▸ **DATA RECORDS**
┄┄┄┄┄┄

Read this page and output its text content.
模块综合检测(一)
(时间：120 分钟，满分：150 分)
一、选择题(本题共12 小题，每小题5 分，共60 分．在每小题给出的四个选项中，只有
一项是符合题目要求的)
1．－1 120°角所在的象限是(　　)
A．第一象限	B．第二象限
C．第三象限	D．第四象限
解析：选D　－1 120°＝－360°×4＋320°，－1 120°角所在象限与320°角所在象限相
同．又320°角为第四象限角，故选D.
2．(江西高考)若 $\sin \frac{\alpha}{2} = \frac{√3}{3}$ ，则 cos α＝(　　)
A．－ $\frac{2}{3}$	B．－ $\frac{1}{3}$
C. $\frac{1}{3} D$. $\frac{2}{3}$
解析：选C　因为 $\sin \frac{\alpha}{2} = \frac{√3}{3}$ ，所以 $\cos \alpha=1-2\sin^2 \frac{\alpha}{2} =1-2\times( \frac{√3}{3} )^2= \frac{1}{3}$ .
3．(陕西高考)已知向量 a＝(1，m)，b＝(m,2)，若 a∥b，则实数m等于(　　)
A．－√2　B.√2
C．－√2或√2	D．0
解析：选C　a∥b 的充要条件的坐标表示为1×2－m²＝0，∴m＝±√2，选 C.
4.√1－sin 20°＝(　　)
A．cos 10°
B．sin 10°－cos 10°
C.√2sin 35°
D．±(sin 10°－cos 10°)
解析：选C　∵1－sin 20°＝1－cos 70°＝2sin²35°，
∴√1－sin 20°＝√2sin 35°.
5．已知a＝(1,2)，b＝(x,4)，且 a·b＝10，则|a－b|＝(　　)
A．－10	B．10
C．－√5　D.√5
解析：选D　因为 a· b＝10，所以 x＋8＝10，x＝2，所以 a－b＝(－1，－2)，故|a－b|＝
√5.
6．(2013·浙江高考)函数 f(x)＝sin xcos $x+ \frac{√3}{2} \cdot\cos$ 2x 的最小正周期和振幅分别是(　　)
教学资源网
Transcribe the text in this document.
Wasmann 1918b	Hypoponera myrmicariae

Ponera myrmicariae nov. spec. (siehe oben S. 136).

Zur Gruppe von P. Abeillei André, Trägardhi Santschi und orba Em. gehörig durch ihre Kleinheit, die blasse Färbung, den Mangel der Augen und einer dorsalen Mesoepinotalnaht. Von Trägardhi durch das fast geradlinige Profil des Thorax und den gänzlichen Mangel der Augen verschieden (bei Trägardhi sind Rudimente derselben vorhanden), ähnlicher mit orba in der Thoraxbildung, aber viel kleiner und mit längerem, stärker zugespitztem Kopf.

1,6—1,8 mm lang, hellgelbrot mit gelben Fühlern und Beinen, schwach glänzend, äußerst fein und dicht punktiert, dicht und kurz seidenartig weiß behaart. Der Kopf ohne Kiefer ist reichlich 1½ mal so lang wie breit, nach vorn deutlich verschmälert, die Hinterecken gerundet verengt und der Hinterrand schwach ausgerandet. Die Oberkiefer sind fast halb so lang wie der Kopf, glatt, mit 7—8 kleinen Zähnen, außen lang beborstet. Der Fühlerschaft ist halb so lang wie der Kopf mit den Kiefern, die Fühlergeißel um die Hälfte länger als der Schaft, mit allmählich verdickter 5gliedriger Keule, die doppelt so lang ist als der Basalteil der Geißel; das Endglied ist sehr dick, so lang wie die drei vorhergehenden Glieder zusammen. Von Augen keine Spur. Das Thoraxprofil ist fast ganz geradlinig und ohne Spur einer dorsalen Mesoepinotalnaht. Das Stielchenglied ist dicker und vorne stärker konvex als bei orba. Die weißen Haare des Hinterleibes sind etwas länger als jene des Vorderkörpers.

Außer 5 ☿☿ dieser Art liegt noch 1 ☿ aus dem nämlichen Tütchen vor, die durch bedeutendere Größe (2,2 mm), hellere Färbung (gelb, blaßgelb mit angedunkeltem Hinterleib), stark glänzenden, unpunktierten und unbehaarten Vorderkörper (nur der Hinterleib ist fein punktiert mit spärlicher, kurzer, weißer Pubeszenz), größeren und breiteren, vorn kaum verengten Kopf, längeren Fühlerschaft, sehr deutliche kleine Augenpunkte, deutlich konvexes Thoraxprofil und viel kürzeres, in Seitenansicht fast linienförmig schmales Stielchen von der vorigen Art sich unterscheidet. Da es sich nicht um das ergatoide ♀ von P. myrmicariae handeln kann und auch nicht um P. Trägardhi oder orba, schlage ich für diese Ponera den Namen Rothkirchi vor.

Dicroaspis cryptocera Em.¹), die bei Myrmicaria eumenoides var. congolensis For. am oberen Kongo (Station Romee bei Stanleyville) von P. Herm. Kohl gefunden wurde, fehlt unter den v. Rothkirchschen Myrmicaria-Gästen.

┄┄┄┄┄┄

▸ **INSTRUCTIONS FOR THE TASK**
Copy each line in the data that holds the word "this".

▸ **THE OUTPUT**
Read this page and output its text content.
Transcribe the text in this document.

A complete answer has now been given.